━━ RECORDS FOR THIS EXERCISE

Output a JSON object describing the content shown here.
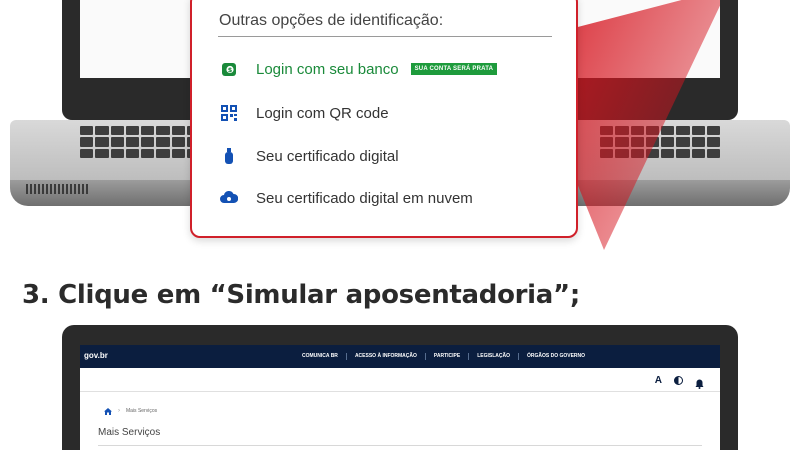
{
  "login_card": {
    "title": "Outras opções de identificação:",
    "options": [
      {
        "label": "Login com seu banco",
        "icon": "bank-login-icon",
        "badge": "SUA CONTA SERÁ PRATA"
      },
      {
        "label": "Login com QR code",
        "icon": "qr-code-icon"
      },
      {
        "label": "Seu certificado digital",
        "icon": "usb-token-icon"
      },
      {
        "label": "Seu certificado digital em nuvem",
        "icon": "cloud-certificate-icon"
      }
    ]
  },
  "step": {
    "heading": "3. Clique em “Simular aposentadoria”;"
  },
  "gov": {
    "logo": "gov.br",
    "nav": [
      "COMUNICA BR",
      "ACESSO À INFORMAÇÃO",
      "PARTICIPE",
      "LEGISLAÇÃO",
      "ÓRGÃOS DO GOVERNO"
    ],
    "tool_font": "A",
    "breadcrumb": "Mais Serviços",
    "page_title": "Mais Serviços"
  },
  "colors": {
    "accent_red": "#d0202a",
    "bank_green": "#1a8a3a",
    "icon_blue": "#1351b4",
    "gov_navy": "#0b1e3f"
  }
}
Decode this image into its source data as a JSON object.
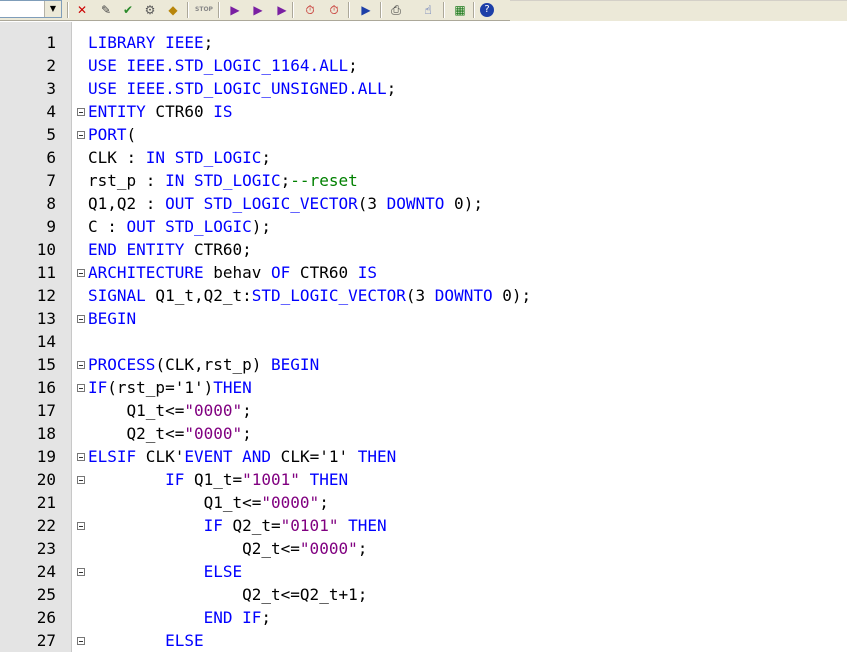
{
  "toolbar": {
    "combo_value": "",
    "buttons": [
      {
        "name": "select-icon",
        "glyph": "✕"
      },
      {
        "name": "edit-pen-icon",
        "glyph": "✎"
      },
      {
        "name": "check-icon",
        "glyph": "✔"
      },
      {
        "name": "compile-icon",
        "glyph": "⚙"
      },
      {
        "name": "diamond-icon",
        "glyph": "◆"
      },
      {
        "name": "stop-icon",
        "glyph": "STOP"
      },
      {
        "name": "run-icon",
        "glyph": "▶"
      },
      {
        "name": "run-step-icon",
        "glyph": "▶"
      },
      {
        "name": "run-break-icon",
        "glyph": "▶"
      },
      {
        "name": "clock-icon",
        "glyph": "⏱"
      },
      {
        "name": "timer-icon",
        "glyph": "⏱"
      },
      {
        "name": "pointer-icon",
        "glyph": "▶"
      },
      {
        "name": "print-icon",
        "glyph": "⎙"
      },
      {
        "name": "hand-icon",
        "glyph": "☝"
      },
      {
        "name": "chip-icon",
        "glyph": "▦"
      },
      {
        "name": "help-icon",
        "glyph": "?"
      }
    ]
  },
  "editor": {
    "colors": {
      "keyword": "#0000ff",
      "string": "#800080",
      "comment": "#008000",
      "plain": "#000000"
    },
    "lines": [
      {
        "n": "1",
        "fold": false,
        "indent": "",
        "tokens": [
          [
            "kw",
            "LIBRARY IEEE"
          ],
          [
            "pl",
            ";"
          ]
        ]
      },
      {
        "n": "2",
        "fold": false,
        "indent": "",
        "tokens": [
          [
            "kw",
            "USE IEEE.STD_LOGIC_1164.ALL"
          ],
          [
            "pl",
            ";"
          ]
        ]
      },
      {
        "n": "3",
        "fold": false,
        "indent": "",
        "tokens": [
          [
            "kw",
            "USE IEEE.STD_LOGIC_UNSIGNED.ALL"
          ],
          [
            "pl",
            ";"
          ]
        ]
      },
      {
        "n": "4",
        "fold": true,
        "indent": "",
        "tokens": [
          [
            "kw",
            "ENTITY"
          ],
          [
            "pl",
            " CTR60 "
          ],
          [
            "kw",
            "IS"
          ]
        ]
      },
      {
        "n": "5",
        "fold": true,
        "indent": "",
        "tokens": [
          [
            "kw",
            "PORT"
          ],
          [
            "pl",
            "("
          ]
        ]
      },
      {
        "n": "6",
        "fold": false,
        "indent": "",
        "tokens": [
          [
            "pl",
            "CLK : "
          ],
          [
            "kw",
            "IN STD_LOGIC"
          ],
          [
            "pl",
            ";"
          ]
        ]
      },
      {
        "n": "7",
        "fold": false,
        "indent": "",
        "tokens": [
          [
            "pl",
            "rst_p : "
          ],
          [
            "kw",
            "IN STD_LOGIC"
          ],
          [
            "pl",
            ";"
          ],
          [
            "cm",
            "--reset"
          ]
        ]
      },
      {
        "n": "8",
        "fold": false,
        "indent": "",
        "tokens": [
          [
            "pl",
            "Q1,Q2 : "
          ],
          [
            "kw",
            "OUT STD_LOGIC_VECTOR"
          ],
          [
            "pl",
            "(3 "
          ],
          [
            "kw",
            "DOWNTO"
          ],
          [
            "pl",
            " 0);"
          ]
        ]
      },
      {
        "n": "9",
        "fold": false,
        "indent": "",
        "tokens": [
          [
            "pl",
            "C : "
          ],
          [
            "kw",
            "OUT STD_LOGIC"
          ],
          [
            "pl",
            ");"
          ]
        ]
      },
      {
        "n": "10",
        "fold": false,
        "indent": "",
        "tokens": [
          [
            "kw",
            "END ENTITY"
          ],
          [
            "pl",
            " CTR60;"
          ]
        ]
      },
      {
        "n": "11",
        "fold": true,
        "indent": "",
        "tokens": [
          [
            "kw",
            "ARCHITECTURE"
          ],
          [
            "pl",
            " behav "
          ],
          [
            "kw",
            "OF"
          ],
          [
            "pl",
            " CTR60 "
          ],
          [
            "kw",
            "IS"
          ]
        ]
      },
      {
        "n": "12",
        "fold": false,
        "indent": "",
        "tokens": [
          [
            "kw",
            "SIGNAL"
          ],
          [
            "pl",
            " Q1_t,Q2_t:"
          ],
          [
            "kw",
            "STD_LOGIC_VECTOR"
          ],
          [
            "pl",
            "(3 "
          ],
          [
            "kw",
            "DOWNTO"
          ],
          [
            "pl",
            " 0);"
          ]
        ]
      },
      {
        "n": "13",
        "fold": true,
        "indent": "",
        "tokens": [
          [
            "kw",
            "BEGIN"
          ]
        ]
      },
      {
        "n": "14",
        "fold": false,
        "indent": "",
        "tokens": []
      },
      {
        "n": "15",
        "fold": true,
        "indent": "",
        "tokens": [
          [
            "kw",
            "PROCESS"
          ],
          [
            "pl",
            "(CLK,rst_p) "
          ],
          [
            "kw",
            "BEGIN"
          ]
        ]
      },
      {
        "n": "16",
        "fold": true,
        "indent": "",
        "tokens": [
          [
            "kw",
            "IF"
          ],
          [
            "pl",
            "(rst_p='1')"
          ],
          [
            "kw",
            "THEN"
          ]
        ]
      },
      {
        "n": "17",
        "fold": false,
        "indent": "    ",
        "tokens": [
          [
            "pl",
            "Q1_t<="
          ],
          [
            "str",
            "\"0000\""
          ],
          [
            "pl",
            ";"
          ]
        ]
      },
      {
        "n": "18",
        "fold": false,
        "indent": "    ",
        "tokens": [
          [
            "pl",
            "Q2_t<="
          ],
          [
            "str",
            "\"0000\""
          ],
          [
            "pl",
            ";"
          ]
        ]
      },
      {
        "n": "19",
        "fold": true,
        "indent": "",
        "tokens": [
          [
            "kw",
            "ELSIF"
          ],
          [
            "pl",
            " CLK'"
          ],
          [
            "kw",
            "EVENT AND"
          ],
          [
            "pl",
            " CLK='1' "
          ],
          [
            "kw",
            "THEN"
          ]
        ]
      },
      {
        "n": "20",
        "fold": true,
        "indent": "        ",
        "tokens": [
          [
            "kw",
            "IF"
          ],
          [
            "pl",
            " Q1_t="
          ],
          [
            "str",
            "\"1001\""
          ],
          [
            "pl",
            " "
          ],
          [
            "kw",
            "THEN"
          ]
        ]
      },
      {
        "n": "21",
        "fold": false,
        "indent": "            ",
        "tokens": [
          [
            "pl",
            "Q1_t<="
          ],
          [
            "str",
            "\"0000\""
          ],
          [
            "pl",
            ";"
          ]
        ]
      },
      {
        "n": "22",
        "fold": true,
        "indent": "            ",
        "tokens": [
          [
            "kw",
            "IF"
          ],
          [
            "pl",
            " Q2_t="
          ],
          [
            "str",
            "\"0101\""
          ],
          [
            "pl",
            " "
          ],
          [
            "kw",
            "THEN"
          ]
        ]
      },
      {
        "n": "23",
        "fold": false,
        "indent": "                ",
        "tokens": [
          [
            "pl",
            "Q2_t<="
          ],
          [
            "str",
            "\"0000\""
          ],
          [
            "pl",
            ";"
          ]
        ]
      },
      {
        "n": "24",
        "fold": true,
        "indent": "            ",
        "tokens": [
          [
            "kw",
            "ELSE"
          ]
        ]
      },
      {
        "n": "25",
        "fold": false,
        "indent": "                ",
        "tokens": [
          [
            "pl",
            "Q2_t<=Q2_t+1;"
          ]
        ]
      },
      {
        "n": "26",
        "fold": false,
        "indent": "            ",
        "tokens": [
          [
            "kw",
            "END IF"
          ],
          [
            "pl",
            ";"
          ]
        ]
      },
      {
        "n": "27",
        "fold": true,
        "indent": "        ",
        "tokens": [
          [
            "kw",
            "ELSE"
          ]
        ]
      }
    ]
  }
}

━━━━

TASK PROMPT:
Search the data for the string "object". List each line that has it.

THE OUTPUT:
Output a JSON object describing the content shown here.
Decode this image into its source data as a JSON object.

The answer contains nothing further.